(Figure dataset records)
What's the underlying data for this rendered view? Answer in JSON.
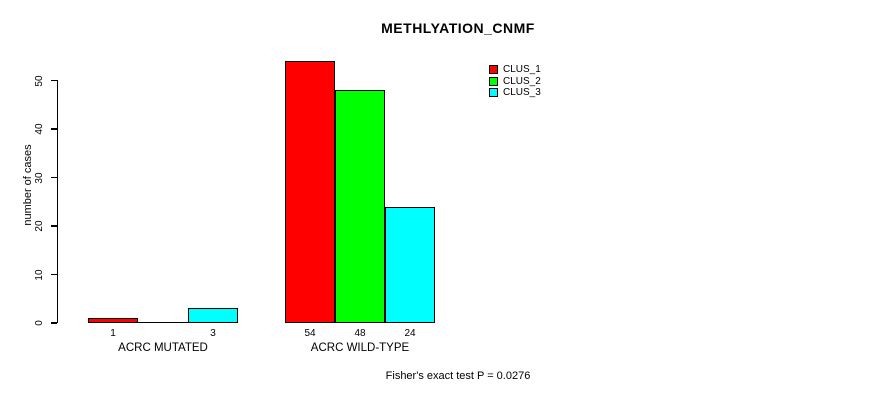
{
  "chart_data": {
    "type": "bar",
    "title": "METHLYATION_CNMF",
    "ylabel": "number of cases",
    "xlabel": "",
    "ylim": [
      0,
      50
    ],
    "yticks": [
      0,
      10,
      20,
      30,
      40,
      50
    ],
    "grid": false,
    "legend_position": "top-right",
    "categories": [
      "ACRC MUTATED",
      "ACRC WILD-TYPE"
    ],
    "groups": [
      {
        "label": "ACRC MUTATED",
        "values": [
          1,
          0,
          3
        ],
        "bar_labels": [
          "1",
          "",
          "3"
        ]
      },
      {
        "label": "ACRC WILD-TYPE",
        "values": [
          54,
          48,
          24
        ],
        "bar_labels": [
          "54",
          "48",
          "24"
        ]
      }
    ],
    "series": [
      {
        "name": "CLUS_1",
        "color": "#FF0000"
      },
      {
        "name": "CLUS_2",
        "color": "#00FF00"
      },
      {
        "name": "CLUS_3",
        "color": "#00FFFF"
      }
    ],
    "annotation": "Fisher's exact test P = 0.0276"
  }
}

Aim of the task: Return a copy of every line that includes the word "ACRC".

Written response:
      "ACRC MUTATED",
      "ACRC WILD-TYPE"
        "label": "ACRC MUTATED",
        "label": "ACRC WILD-TYPE",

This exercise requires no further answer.